• **EXERCISE**
Lines that contain the string "title" are to be copied; leave out all others.

[Records about charts and figures]
────────────────

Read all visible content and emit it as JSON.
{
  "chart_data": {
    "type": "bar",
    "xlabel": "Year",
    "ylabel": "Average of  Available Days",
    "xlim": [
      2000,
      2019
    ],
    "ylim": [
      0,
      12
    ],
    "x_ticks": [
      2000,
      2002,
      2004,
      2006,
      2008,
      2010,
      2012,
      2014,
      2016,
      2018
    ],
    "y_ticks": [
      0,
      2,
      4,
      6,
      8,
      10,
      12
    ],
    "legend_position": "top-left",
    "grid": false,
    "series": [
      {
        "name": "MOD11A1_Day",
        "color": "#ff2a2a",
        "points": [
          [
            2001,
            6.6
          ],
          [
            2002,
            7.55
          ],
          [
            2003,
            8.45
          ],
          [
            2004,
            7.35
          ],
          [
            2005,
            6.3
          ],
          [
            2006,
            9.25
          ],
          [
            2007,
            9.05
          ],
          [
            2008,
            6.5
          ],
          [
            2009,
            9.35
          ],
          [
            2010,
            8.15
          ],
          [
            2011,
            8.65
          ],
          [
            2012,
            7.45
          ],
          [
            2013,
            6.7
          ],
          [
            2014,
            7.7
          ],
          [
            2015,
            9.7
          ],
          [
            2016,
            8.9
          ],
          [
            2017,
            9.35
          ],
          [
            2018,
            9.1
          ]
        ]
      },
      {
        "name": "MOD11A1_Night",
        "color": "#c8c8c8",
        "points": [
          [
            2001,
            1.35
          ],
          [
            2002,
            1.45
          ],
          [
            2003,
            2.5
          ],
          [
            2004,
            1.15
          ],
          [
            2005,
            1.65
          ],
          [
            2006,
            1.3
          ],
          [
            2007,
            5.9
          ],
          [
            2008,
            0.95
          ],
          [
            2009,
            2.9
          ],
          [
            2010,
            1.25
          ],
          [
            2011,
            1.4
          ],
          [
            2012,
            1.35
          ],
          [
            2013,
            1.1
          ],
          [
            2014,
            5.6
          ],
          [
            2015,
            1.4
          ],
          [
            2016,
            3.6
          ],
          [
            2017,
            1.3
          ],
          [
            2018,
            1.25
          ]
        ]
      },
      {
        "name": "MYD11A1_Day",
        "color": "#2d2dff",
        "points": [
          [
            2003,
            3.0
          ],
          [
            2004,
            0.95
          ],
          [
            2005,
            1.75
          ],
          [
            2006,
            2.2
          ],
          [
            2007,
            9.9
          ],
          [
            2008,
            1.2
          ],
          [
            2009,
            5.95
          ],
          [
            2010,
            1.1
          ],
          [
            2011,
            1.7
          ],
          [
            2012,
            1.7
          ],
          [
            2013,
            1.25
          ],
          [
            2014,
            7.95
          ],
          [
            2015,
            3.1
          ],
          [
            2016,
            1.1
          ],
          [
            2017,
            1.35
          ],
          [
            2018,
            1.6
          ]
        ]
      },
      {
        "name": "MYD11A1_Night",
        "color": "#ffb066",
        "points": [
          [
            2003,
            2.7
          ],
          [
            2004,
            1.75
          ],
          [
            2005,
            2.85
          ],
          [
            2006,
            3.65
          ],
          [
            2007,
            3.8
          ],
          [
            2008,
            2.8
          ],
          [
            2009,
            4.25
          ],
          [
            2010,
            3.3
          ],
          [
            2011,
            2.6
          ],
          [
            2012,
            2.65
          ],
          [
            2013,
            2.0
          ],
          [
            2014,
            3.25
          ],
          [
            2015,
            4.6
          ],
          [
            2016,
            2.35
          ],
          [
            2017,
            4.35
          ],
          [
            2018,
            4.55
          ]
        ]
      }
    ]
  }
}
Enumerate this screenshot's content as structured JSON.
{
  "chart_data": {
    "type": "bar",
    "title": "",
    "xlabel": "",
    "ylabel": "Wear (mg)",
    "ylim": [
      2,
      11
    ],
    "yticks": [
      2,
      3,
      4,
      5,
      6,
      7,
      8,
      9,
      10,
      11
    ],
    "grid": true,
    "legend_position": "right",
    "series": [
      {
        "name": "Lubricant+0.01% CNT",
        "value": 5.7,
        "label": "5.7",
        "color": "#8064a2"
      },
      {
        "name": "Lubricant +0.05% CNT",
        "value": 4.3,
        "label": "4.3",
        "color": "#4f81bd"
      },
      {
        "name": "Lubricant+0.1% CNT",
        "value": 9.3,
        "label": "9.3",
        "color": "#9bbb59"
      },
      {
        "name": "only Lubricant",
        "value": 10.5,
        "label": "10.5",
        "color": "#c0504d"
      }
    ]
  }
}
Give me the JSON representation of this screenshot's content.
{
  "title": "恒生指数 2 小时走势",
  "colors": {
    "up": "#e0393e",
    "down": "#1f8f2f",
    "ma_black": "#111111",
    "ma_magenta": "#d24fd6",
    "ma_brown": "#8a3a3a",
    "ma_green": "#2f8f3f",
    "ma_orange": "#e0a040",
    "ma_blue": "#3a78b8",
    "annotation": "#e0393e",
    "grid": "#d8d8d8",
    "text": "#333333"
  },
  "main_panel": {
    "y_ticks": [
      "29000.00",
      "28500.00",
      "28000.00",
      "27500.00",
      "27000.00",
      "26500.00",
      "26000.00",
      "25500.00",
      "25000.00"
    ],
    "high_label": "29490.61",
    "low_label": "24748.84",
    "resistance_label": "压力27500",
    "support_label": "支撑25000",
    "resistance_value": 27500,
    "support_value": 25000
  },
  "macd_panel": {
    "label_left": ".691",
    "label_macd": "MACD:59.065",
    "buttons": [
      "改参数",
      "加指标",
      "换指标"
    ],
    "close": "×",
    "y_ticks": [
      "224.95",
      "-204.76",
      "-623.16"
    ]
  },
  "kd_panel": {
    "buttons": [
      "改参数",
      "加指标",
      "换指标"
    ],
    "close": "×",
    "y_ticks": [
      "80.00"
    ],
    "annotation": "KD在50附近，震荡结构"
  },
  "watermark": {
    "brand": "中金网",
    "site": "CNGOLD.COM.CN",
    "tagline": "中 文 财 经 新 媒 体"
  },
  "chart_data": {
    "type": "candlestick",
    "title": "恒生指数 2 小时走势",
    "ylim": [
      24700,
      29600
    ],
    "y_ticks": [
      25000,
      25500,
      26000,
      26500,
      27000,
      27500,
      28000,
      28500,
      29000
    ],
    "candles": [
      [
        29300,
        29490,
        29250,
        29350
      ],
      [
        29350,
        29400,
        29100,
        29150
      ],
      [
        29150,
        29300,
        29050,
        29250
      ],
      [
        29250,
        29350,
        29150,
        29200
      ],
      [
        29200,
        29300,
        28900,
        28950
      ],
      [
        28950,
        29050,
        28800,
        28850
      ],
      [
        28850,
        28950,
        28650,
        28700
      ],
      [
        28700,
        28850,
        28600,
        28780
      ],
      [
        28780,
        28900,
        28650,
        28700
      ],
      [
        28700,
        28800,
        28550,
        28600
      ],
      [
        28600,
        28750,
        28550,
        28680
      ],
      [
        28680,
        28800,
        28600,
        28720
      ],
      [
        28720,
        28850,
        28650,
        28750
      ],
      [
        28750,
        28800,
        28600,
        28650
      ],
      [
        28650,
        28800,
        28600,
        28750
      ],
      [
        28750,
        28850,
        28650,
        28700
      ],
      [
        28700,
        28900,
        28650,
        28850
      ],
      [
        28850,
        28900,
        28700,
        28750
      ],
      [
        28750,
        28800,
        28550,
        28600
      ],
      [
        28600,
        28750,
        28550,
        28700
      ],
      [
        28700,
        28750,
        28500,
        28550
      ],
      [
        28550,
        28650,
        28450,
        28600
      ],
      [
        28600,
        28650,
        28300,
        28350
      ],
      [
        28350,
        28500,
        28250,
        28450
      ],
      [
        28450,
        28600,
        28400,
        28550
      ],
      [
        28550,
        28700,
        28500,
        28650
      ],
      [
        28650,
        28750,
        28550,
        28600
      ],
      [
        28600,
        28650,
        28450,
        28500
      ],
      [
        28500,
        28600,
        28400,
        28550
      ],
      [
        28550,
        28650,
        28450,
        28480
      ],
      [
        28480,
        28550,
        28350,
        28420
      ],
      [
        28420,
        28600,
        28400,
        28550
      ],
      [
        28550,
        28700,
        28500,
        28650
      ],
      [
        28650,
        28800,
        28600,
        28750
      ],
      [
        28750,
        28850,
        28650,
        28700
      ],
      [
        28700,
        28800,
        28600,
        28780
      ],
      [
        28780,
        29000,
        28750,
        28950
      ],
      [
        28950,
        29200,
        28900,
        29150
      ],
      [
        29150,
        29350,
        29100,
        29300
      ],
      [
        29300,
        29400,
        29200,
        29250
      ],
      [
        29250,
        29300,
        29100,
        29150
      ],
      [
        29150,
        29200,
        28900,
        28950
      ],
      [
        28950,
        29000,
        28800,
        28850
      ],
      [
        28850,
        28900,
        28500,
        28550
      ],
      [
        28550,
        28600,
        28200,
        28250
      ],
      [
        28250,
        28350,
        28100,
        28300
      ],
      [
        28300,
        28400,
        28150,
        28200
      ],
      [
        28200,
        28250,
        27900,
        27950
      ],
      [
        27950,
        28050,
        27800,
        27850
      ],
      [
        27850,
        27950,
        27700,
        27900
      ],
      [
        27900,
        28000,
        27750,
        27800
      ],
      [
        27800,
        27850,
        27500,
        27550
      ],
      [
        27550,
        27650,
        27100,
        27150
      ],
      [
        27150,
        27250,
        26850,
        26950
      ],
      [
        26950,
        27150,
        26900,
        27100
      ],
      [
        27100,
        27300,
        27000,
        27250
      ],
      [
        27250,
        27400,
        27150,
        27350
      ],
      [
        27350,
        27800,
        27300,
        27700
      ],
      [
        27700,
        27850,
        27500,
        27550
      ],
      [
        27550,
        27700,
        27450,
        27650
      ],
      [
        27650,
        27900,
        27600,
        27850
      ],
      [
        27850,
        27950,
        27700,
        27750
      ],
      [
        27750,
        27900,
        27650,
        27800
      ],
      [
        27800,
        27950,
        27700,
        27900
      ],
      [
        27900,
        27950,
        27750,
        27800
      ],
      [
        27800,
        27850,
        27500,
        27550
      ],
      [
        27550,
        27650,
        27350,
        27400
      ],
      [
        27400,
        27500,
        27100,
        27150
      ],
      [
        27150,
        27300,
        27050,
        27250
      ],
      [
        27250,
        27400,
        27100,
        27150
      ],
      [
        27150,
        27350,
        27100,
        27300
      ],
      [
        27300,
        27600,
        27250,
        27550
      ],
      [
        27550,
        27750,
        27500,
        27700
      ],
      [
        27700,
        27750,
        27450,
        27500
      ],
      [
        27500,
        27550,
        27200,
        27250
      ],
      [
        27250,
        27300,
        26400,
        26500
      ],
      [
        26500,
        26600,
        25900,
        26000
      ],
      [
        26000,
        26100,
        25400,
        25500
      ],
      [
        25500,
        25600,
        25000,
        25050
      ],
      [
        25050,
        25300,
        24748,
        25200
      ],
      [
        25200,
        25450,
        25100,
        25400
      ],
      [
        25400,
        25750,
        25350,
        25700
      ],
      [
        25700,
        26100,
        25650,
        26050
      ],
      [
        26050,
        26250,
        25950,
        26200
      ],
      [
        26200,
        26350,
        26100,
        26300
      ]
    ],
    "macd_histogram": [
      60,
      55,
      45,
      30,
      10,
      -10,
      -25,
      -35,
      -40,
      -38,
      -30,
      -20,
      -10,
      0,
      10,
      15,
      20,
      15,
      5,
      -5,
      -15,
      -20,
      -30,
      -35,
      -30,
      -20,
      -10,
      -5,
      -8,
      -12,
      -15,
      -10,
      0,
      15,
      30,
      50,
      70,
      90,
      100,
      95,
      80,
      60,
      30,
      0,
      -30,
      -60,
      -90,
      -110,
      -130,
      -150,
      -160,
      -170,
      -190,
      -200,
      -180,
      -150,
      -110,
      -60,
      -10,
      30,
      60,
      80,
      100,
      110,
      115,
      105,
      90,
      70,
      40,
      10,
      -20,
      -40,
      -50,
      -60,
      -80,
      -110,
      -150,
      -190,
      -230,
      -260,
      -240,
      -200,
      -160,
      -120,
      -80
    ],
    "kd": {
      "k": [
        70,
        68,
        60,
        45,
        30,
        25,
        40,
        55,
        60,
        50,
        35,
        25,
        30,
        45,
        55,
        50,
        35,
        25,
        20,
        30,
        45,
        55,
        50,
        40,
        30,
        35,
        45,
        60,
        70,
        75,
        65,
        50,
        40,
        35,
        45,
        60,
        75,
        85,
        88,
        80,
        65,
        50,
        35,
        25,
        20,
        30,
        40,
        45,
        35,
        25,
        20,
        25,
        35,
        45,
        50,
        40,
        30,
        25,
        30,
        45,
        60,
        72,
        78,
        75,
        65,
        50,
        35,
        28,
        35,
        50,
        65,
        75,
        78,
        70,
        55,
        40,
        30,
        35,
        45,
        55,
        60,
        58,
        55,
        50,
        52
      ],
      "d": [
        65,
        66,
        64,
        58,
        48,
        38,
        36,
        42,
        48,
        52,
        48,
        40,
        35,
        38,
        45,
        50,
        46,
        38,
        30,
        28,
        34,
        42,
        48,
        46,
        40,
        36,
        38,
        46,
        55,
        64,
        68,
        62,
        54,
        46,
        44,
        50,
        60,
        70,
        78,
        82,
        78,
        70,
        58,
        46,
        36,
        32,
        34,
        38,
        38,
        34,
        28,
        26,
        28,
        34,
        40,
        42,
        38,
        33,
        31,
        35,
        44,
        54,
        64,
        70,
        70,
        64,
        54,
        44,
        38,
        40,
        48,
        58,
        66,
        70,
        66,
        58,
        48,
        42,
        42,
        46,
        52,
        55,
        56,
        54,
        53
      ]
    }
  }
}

────────────────

• **FULL SOLUTION**
    "title": "",
  "title": "恒生指数 2 小时走势",
    "title": "恒生指数 2 小时走势",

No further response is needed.